Extracted records
══════════════════════════════

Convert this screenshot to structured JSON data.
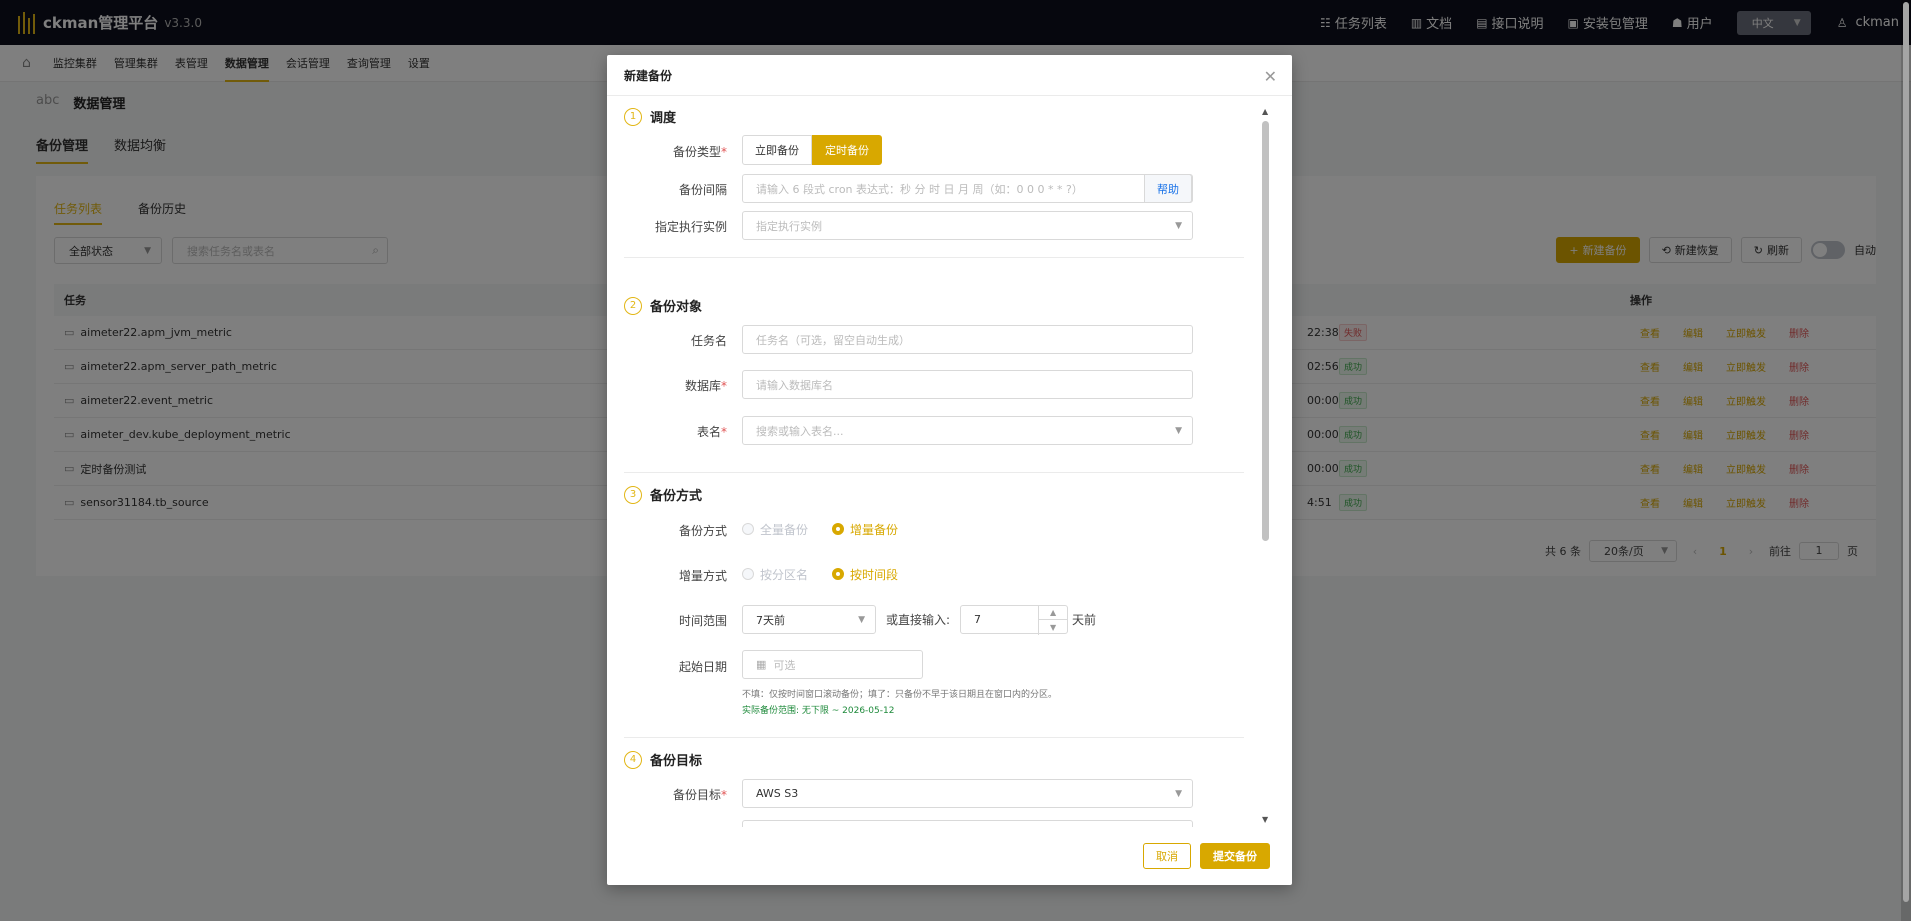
{
  "app": {
    "title": "ckman管理平台",
    "version": "v3.3.0"
  },
  "topnav": {
    "items": [
      {
        "icon": "task-list-icon",
        "label": "任务列表"
      },
      {
        "icon": "book-icon",
        "label": "文档"
      },
      {
        "icon": "doc-icon",
        "label": "接口说明"
      },
      {
        "icon": "package-icon",
        "label": "安装包管理"
      },
      {
        "icon": "users-icon",
        "label": "用户"
      }
    ],
    "language": "中文",
    "user": "ckman"
  },
  "subnav": {
    "items": [
      "监控集群",
      "管理集群",
      "表管理",
      "数据管理",
      "会话管理",
      "查询管理",
      "设置"
    ],
    "active": "数据管理"
  },
  "breadcrumb": {
    "cluster": "abc",
    "page": "数据管理"
  },
  "page_tabs": [
    "备份管理",
    "数据均衡"
  ],
  "sub_tabs": [
    "任务列表",
    "备份历史"
  ],
  "filter": {
    "status": "全部状态",
    "search_placeholder": "搜索任务名或表名"
  },
  "actions": {
    "new_backup": "新建备份",
    "new_restore": "新建恢复",
    "refresh": "刷新",
    "auto": "自动"
  },
  "table": {
    "headers": {
      "task": "任务",
      "ops": "操作"
    },
    "ops": [
      "查看",
      "编辑",
      "立即触发",
      "删除"
    ],
    "rows": [
      {
        "name": "aimeter22.apm_jvm_metric",
        "time": "22:38",
        "status": "失败",
        "ok": false
      },
      {
        "name": "aimeter22.apm_server_path_metric",
        "time": "02:56",
        "status": "成功",
        "ok": true
      },
      {
        "name": "aimeter22.event_metric",
        "time": "00:00",
        "status": "成功",
        "ok": true
      },
      {
        "name": "aimeter_dev.kube_deployment_metric",
        "time": "00:00",
        "status": "成功",
        "ok": true
      },
      {
        "name": "定时备份测试",
        "time": "00:00",
        "status": "成功",
        "ok": true
      },
      {
        "name": "sensor31184.tb_source",
        "time": "4:51",
        "status": "成功",
        "ok": true
      }
    ]
  },
  "pager": {
    "total": "共 6 条",
    "size": "20条/页",
    "current": "1",
    "goto_label": "前往",
    "goto_value": "1",
    "page_unit": "页"
  },
  "modal": {
    "title": "新建备份",
    "sections": [
      {
        "num": "1",
        "title": "调度"
      },
      {
        "num": "2",
        "title": "备份对象"
      },
      {
        "num": "3",
        "title": "备份方式"
      },
      {
        "num": "4",
        "title": "备份目标"
      }
    ],
    "backup_type": {
      "label": "备份类型",
      "options": [
        "立即备份",
        "定时备份"
      ],
      "selected": "定时备份"
    },
    "interval": {
      "label": "备份间隔",
      "placeholder": "请输入 6 段式 cron 表达式：秒 分 时 日 月 周（如：0 0 0 * * ?）",
      "help": "帮助"
    },
    "instance": {
      "label": "指定执行实例",
      "placeholder": "指定执行实例"
    },
    "task_name": {
      "label": "任务名",
      "placeholder": "任务名（可选，留空自动生成）"
    },
    "database": {
      "label": "数据库",
      "placeholder": "请输入数据库名"
    },
    "table_name": {
      "label": "表名",
      "placeholder": "搜索或输入表名..."
    },
    "method": {
      "label": "备份方式",
      "options": [
        "全量备份",
        "增量备份"
      ],
      "selected": "增量备份"
    },
    "inc_method": {
      "label": "增量方式",
      "options": [
        "按分区名",
        "按时间段"
      ],
      "selected": "按时间段"
    },
    "time_range": {
      "label": "时间范围",
      "value": "7天前",
      "direct_label": "或直接输入:",
      "direct_value": "7",
      "unit": "天前"
    },
    "start_date": {
      "label": "起始日期",
      "placeholder": "可选",
      "hint": "不填：仅按时间窗口滚动备份；填了：只备份不早于该日期且在窗口内的分区。",
      "actual": "实际备份范围: 无下限 ~ 2026-05-12"
    },
    "target": {
      "label": "备份目标",
      "value": "AWS S3"
    },
    "cancel": "取消",
    "submit": "提交备份"
  }
}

══════════════════════════════

__REQUEST__.
Send back the data above word for word, with the pictures left out.

__FULL SOLUTION__.
Convert this screenshot to structured JSON data.
{
  "app": {
    "title": "ckman管理平台",
    "version": "v3.3.0"
  },
  "topnav": {
    "items": [
      {
        "icon": "task-list-icon",
        "label": "任务列表"
      },
      {
        "icon": "book-icon",
        "label": "文档"
      },
      {
        "icon": "doc-icon",
        "label": "接口说明"
      },
      {
        "icon": "package-icon",
        "label": "安装包管理"
      },
      {
        "icon": "users-icon",
        "label": "用户"
      }
    ],
    "language": "中文",
    "user": "ckman"
  },
  "subnav": {
    "items": [
      "监控集群",
      "管理集群",
      "表管理",
      "数据管理",
      "会话管理",
      "查询管理",
      "设置"
    ],
    "active": "数据管理"
  },
  "breadcrumb": {
    "cluster": "abc",
    "page": "数据管理"
  },
  "page_tabs": [
    "备份管理",
    "数据均衡"
  ],
  "sub_tabs": [
    "任务列表",
    "备份历史"
  ],
  "filter": {
    "status": "全部状态",
    "search_placeholder": "搜索任务名或表名"
  },
  "actions": {
    "new_backup": "新建备份",
    "new_restore": "新建恢复",
    "refresh": "刷新",
    "auto": "自动"
  },
  "table": {
    "headers": {
      "task": "任务",
      "ops": "操作"
    },
    "ops": [
      "查看",
      "编辑",
      "立即触发",
      "删除"
    ],
    "rows": [
      {
        "name": "aimeter22.apm_jvm_metric",
        "time": "22:38",
        "status": "失败",
        "ok": false
      },
      {
        "name": "aimeter22.apm_server_path_metric",
        "time": "02:56",
        "status": "成功",
        "ok": true
      },
      {
        "name": "aimeter22.event_metric",
        "time": "00:00",
        "status": "成功",
        "ok": true
      },
      {
        "name": "aimeter_dev.kube_deployment_metric",
        "time": "00:00",
        "status": "成功",
        "ok": true
      },
      {
        "name": "定时备份测试",
        "time": "00:00",
        "status": "成功",
        "ok": true
      },
      {
        "name": "sensor31184.tb_source",
        "time": "4:51",
        "status": "成功",
        "ok": true
      }
    ]
  },
  "pager": {
    "total": "共 6 条",
    "size": "20条/页",
    "current": "1",
    "goto_label": "前往",
    "goto_value": "1",
    "page_unit": "页"
  },
  "modal": {
    "title": "新建备份",
    "sections": [
      {
        "num": "1",
        "title": "调度"
      },
      {
        "num": "2",
        "title": "备份对象"
      },
      {
        "num": "3",
        "title": "备份方式"
      },
      {
        "num": "4",
        "title": "备份目标"
      }
    ],
    "backup_type": {
      "label": "备份类型",
      "options": [
        "立即备份",
        "定时备份"
      ],
      "selected": "定时备份"
    },
    "interval": {
      "label": "备份间隔",
      "placeholder": "请输入 6 段式 cron 表达式：秒 分 时 日 月 周（如：0 0 0 * * ?）",
      "help": "帮助"
    },
    "instance": {
      "label": "指定执行实例",
      "placeholder": "指定执行实例"
    },
    "task_name": {
      "label": "任务名",
      "placeholder": "任务名（可选，留空自动生成）"
    },
    "database": {
      "label": "数据库",
      "placeholder": "请输入数据库名"
    },
    "table_name": {
      "label": "表名",
      "placeholder": "搜索或输入表名..."
    },
    "method": {
      "label": "备份方式",
      "options": [
        "全量备份",
        "增量备份"
      ],
      "selected": "增量备份"
    },
    "inc_method": {
      "label": "增量方式",
      "options": [
        "按分区名",
        "按时间段"
      ],
      "selected": "按时间段"
    },
    "time_range": {
      "label": "时间范围",
      "value": "7天前",
      "direct_label": "或直接输入:",
      "direct_value": "7",
      "unit": "天前"
    },
    "start_date": {
      "label": "起始日期",
      "placeholder": "可选",
      "hint": "不填：仅按时间窗口滚动备份；填了：只备份不早于该日期且在窗口内的分区。",
      "actual": "实际备份范围: 无下限 ~ 2026-05-12"
    },
    "target": {
      "label": "备份目标",
      "value": "AWS S3"
    },
    "cancel": "取消",
    "submit": "提交备份"
  }
}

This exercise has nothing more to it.